WHAT THIS EXERCISE ASKS ::
1. In the blog post about the children's consignment sale, at what time did the sale begin?
2. Transcribe a passage from the blog post about the consignment sale, starting at the words "My husband had" and ending after "through the crowds.".
3. Carry on the blog post about the children's consignment sale from where it stops.

─── ARTICLE ───

Sunday, March 02, 2008

Racing, Ruthless, and Rodeos


My husband had his usual every other Friday off this past one, so he had a long weekend. We heard that there would be another huge children's consignment sale on Saturday, so we decided to get up early and go. They have this twice a year. It is held in a huge warehouse and moms from all over the community can come and sell their baby through teenager's clothing, shoes, toys, strollers, cribs, etc. etc. The key is to get their early, bring your own tote or clothes basket to hold your items, and don't be afraid to push your way through the crowds.

It started at nine and we got there at eight. It would have been nice to have thought of bringing folding chairs for the long wait, but we didn't, or to have been lucky enough to have the slow snaking line of people in the sun, but it wasn't. Anyway, we were number five in line. We discussed our strategy before we went in. I told him I want a glider rocker and ottoman. It must not squeak, be ripped or stained, or cost over $50. Also our granddaughter needs sleepers, size 12 months.

─── DATASET EXCERPT ───

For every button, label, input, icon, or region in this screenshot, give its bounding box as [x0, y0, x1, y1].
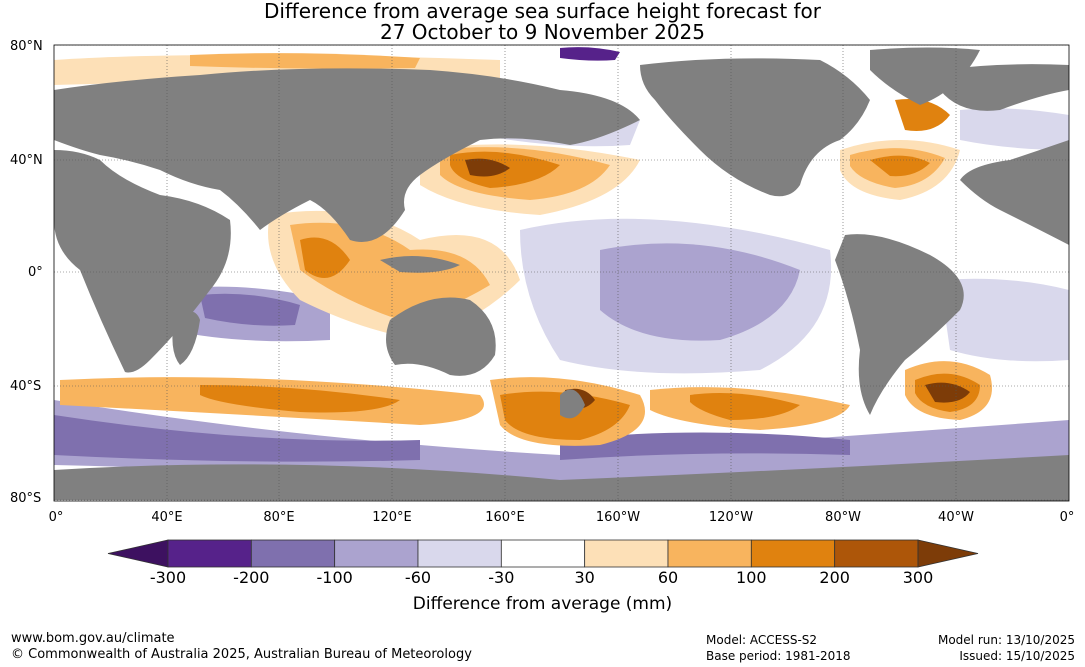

───

OUTPUTS IN ORDER ::
1. The sale began at nine.

2.
My husband had his usual every other Friday off this past one, so he had a long weekend. We heard that there would be another huge children's consignment sale on Saturday, so we decided to get up early and go. They have this twice a year. It is held in a huge warehouse and moms from all over the community can come and sell their baby through teenager's clothing, shoes, toys, strollers, cribs, etc. etc. The key is to get their early, bring your own tote or clothes basket to hold your items, and don't be afraid to push your way through the crowds.

3.
They opened the door and off we went. I spotted a glider rocker with beige cushions for 40 bucks. I grabbed it, my husband plopped it down for me to sit in it and after it passed inspection from both of us, he ran to the front with it to tell them we want it, while I made my way through the clothing aisles. They had this organized into sizes, but they neglected to include any aisles wider than two feet, so the people were squirming all over each other trying to look and grab. I scrunched down the low row to find the 12 month sizes in the very middle. They had tons of dressy outfits, but I finally spotted a bunch of pajamas. I grabbed about ten pairs and bumped and stumbled back out of the mass.

My husband met me and helped me sort through the usual, "Yeah, we want this one. Nope this looks little. Here's a spot, so not this one." I found three, and a cutie dress I had to get for good measure. While I went to put back the ones I didn't want, squishing my way down the maze of moms again, my husband noticed that the staff at the front had taken the tag off the rocker since we wanted it, but had PUT IT BACK on the table where it had been displayed. He ran down to find five moms swarming around it like bees to honey saying, "Where's the tag? Why doesn't it have a tag? How much is it? I saw it first. No you didn't!" He fearfully reached in between them and yelled as he grabbed it and ran away, "It's mine. It doesn't have a tag because they took it off for me. It's SOLD." He said he ran fast, afraid to look back and find five moms throwing their purses at him.

We managed to get our things out of there and still live through it. Shopping. Ahhhh.. How fun!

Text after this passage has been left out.